[Exercise aim] Spot each line that carries the word "going"; copy those lines.
--- start Data section ---
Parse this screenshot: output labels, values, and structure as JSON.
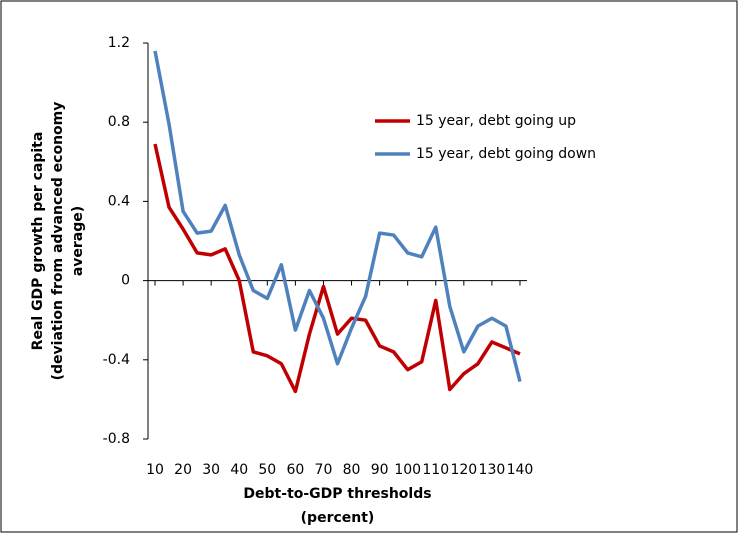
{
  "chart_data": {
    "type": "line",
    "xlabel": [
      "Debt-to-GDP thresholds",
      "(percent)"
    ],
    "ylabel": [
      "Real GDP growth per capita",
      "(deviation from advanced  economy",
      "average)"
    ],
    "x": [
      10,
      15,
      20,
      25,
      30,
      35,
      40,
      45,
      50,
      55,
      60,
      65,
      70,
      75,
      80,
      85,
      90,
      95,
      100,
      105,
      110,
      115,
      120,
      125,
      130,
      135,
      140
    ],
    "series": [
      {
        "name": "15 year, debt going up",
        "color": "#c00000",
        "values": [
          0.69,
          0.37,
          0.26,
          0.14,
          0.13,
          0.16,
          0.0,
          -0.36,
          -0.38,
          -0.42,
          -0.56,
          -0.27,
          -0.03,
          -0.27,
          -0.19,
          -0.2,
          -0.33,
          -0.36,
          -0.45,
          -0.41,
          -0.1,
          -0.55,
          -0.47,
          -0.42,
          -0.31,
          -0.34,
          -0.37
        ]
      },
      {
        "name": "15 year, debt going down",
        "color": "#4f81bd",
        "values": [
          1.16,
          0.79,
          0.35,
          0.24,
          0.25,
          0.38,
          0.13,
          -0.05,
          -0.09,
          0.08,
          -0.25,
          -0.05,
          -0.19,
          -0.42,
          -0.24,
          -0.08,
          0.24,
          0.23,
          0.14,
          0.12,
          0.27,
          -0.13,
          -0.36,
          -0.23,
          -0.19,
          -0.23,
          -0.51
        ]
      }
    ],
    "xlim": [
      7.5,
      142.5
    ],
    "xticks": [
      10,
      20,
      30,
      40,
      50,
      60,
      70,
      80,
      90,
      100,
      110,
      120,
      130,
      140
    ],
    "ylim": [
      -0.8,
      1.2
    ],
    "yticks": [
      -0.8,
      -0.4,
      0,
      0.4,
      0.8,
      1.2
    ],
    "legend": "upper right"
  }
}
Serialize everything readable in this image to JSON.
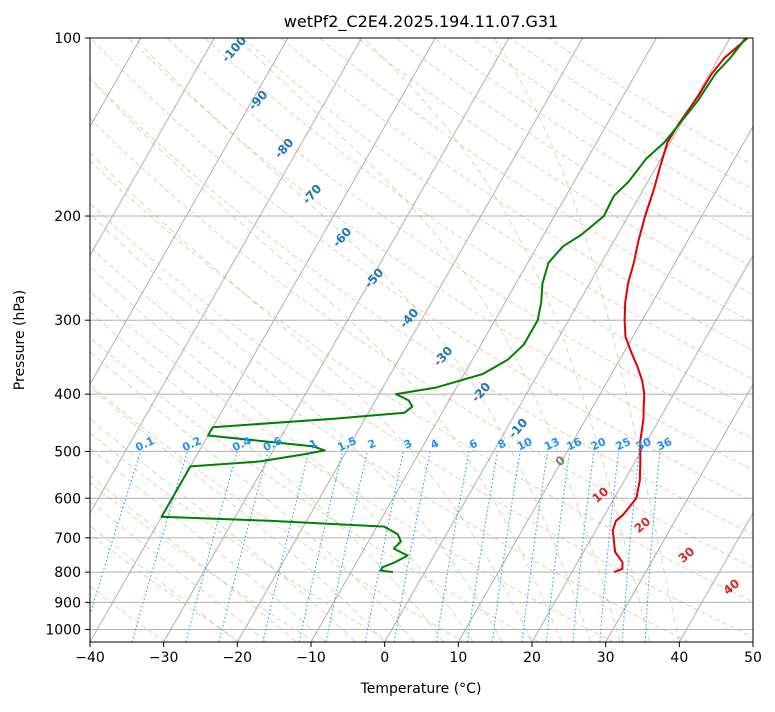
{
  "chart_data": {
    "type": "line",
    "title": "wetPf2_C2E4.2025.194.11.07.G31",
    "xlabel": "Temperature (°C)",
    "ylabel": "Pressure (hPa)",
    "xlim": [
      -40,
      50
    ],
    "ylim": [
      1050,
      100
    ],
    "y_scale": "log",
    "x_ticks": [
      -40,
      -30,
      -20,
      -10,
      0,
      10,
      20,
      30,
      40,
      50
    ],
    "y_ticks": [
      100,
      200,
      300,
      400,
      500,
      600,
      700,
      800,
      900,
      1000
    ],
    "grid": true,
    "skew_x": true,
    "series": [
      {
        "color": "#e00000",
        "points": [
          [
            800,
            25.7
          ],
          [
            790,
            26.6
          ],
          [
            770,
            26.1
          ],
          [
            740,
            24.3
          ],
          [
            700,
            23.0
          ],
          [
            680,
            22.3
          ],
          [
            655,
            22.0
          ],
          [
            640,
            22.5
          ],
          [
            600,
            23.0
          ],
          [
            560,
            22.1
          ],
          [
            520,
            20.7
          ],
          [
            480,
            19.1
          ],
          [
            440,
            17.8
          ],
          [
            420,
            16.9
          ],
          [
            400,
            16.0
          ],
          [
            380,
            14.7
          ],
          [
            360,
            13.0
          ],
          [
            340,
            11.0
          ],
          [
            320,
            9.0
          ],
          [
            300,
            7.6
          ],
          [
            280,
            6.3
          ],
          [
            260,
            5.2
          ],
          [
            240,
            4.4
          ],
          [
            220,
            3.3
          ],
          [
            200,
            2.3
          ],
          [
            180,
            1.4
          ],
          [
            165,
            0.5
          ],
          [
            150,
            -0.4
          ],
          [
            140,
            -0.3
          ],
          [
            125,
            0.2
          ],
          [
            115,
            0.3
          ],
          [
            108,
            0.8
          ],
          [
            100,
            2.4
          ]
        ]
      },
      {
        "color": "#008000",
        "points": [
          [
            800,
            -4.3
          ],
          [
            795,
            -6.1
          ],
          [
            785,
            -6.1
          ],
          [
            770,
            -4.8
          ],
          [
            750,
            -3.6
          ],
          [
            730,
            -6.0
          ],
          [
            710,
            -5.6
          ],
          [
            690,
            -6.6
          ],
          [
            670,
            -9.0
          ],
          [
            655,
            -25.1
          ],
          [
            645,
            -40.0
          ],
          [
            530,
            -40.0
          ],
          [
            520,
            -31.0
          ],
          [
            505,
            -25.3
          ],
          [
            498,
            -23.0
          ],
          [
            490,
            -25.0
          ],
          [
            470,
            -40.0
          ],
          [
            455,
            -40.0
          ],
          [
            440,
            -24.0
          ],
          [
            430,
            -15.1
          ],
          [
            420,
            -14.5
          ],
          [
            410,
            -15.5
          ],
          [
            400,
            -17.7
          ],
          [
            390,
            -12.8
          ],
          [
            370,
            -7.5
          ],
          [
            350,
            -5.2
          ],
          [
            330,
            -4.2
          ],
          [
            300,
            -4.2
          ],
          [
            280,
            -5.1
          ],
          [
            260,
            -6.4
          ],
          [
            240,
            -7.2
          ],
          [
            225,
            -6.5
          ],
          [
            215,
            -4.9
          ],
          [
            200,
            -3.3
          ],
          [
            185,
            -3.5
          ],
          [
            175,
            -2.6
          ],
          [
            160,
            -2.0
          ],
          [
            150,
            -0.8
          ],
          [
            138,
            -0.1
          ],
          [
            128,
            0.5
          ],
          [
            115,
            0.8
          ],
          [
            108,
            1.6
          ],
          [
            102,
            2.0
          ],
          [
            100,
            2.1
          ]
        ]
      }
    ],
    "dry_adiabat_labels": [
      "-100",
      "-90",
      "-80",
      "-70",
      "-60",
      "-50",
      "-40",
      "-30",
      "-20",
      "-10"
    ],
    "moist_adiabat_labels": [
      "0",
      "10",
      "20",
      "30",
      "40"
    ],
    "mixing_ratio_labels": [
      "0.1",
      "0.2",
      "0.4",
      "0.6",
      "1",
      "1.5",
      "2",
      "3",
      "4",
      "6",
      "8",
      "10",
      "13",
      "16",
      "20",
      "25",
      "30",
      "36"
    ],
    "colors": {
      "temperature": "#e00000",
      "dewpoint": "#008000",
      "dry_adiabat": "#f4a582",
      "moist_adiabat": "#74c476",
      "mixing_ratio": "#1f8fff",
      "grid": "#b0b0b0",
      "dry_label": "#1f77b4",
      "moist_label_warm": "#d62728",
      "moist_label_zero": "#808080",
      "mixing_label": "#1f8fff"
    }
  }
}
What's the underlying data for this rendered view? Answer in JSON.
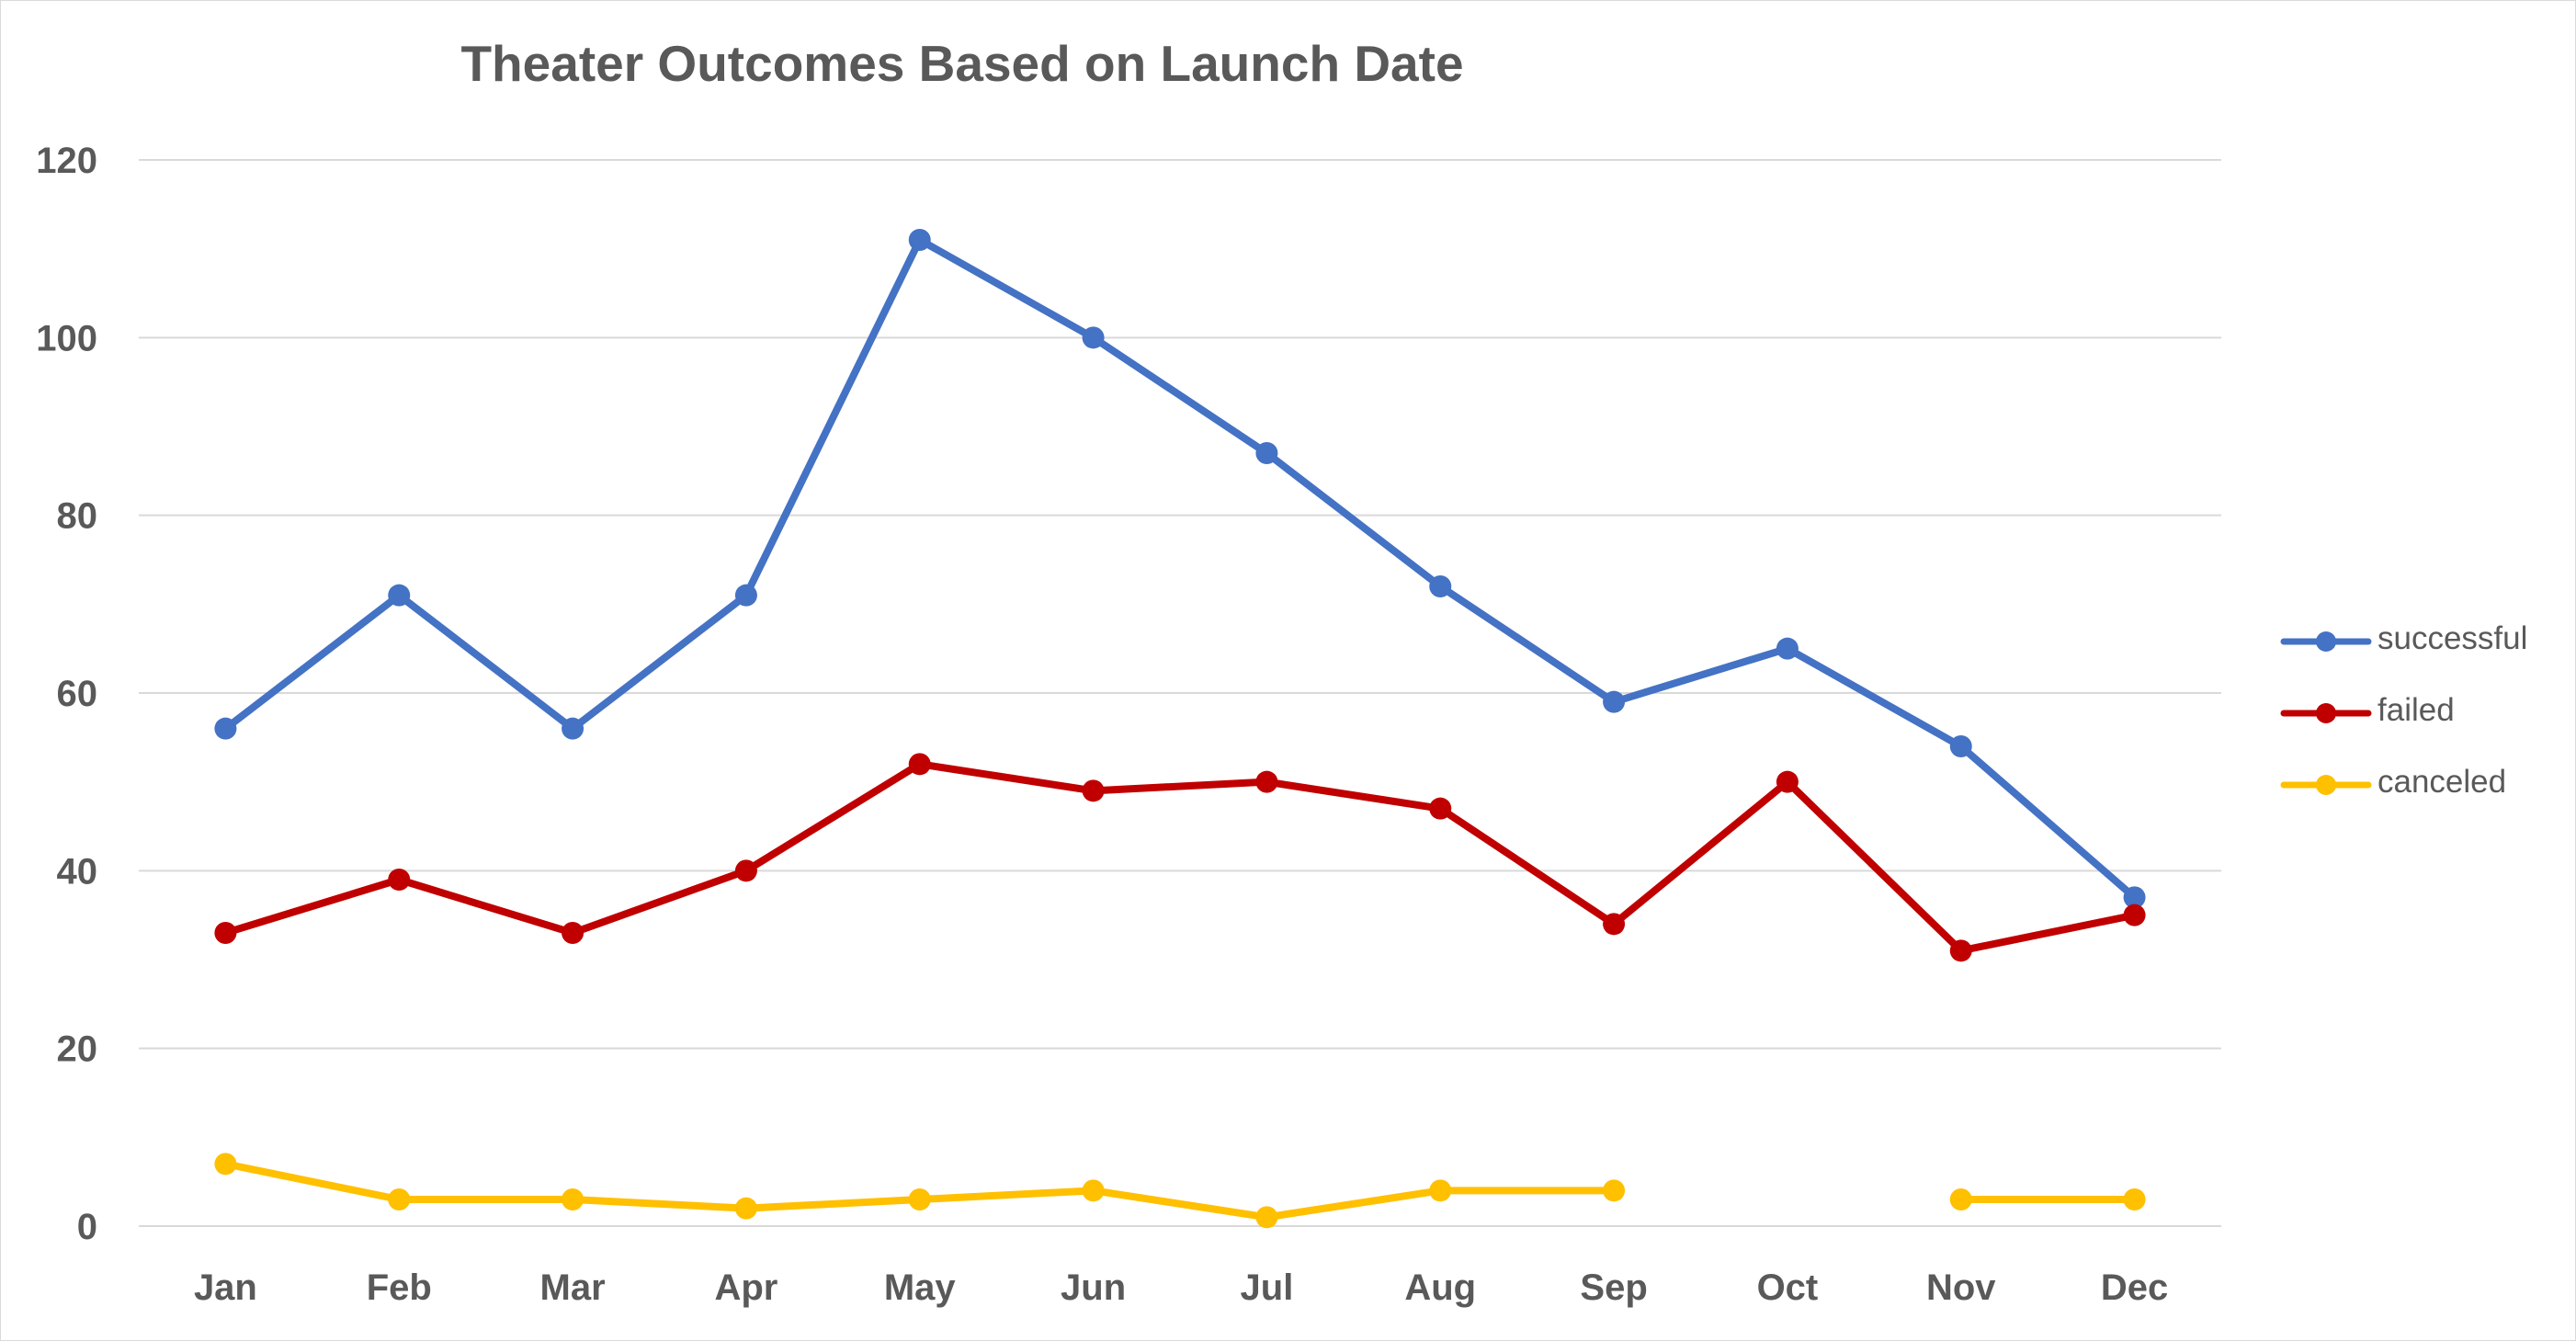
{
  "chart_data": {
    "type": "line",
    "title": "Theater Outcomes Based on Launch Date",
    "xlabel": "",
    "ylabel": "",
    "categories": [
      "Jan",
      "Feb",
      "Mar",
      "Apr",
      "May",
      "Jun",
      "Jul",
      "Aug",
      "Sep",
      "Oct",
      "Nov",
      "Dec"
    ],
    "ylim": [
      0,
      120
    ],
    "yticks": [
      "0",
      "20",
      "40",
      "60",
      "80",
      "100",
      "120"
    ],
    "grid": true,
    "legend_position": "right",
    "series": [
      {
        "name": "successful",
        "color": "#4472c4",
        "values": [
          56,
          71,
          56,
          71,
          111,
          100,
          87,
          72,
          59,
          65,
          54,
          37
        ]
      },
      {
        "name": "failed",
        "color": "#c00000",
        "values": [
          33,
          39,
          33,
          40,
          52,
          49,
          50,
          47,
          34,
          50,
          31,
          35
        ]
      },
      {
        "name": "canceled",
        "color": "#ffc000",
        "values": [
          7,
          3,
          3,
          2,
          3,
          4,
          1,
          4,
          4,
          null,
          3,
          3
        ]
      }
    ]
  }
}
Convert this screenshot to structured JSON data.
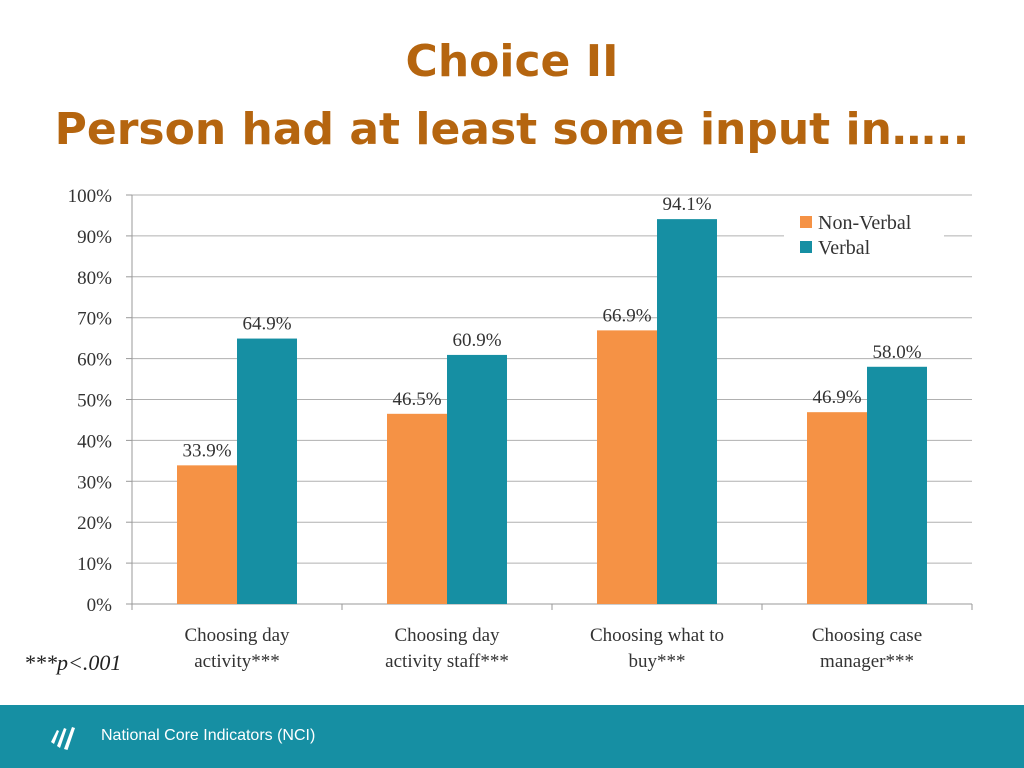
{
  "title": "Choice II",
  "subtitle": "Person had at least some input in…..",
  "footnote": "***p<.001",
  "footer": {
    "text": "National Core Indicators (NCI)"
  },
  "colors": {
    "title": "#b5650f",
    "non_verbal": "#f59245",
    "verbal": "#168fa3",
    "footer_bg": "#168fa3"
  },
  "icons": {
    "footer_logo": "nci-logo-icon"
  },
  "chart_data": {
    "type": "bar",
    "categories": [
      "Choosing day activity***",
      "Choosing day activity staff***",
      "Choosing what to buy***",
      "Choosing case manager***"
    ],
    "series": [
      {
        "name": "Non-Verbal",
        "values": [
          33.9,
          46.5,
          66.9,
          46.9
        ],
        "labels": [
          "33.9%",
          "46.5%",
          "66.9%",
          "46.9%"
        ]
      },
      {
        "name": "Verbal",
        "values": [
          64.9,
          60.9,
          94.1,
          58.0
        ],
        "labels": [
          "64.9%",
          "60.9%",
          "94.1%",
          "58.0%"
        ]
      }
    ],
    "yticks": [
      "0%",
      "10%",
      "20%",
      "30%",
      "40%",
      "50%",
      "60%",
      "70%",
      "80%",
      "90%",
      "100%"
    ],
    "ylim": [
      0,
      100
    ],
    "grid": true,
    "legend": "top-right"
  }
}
--- end Data section ---
[Completed exercise]
        "name": "15 year, debt going up",
        "name": "15 year, debt going down",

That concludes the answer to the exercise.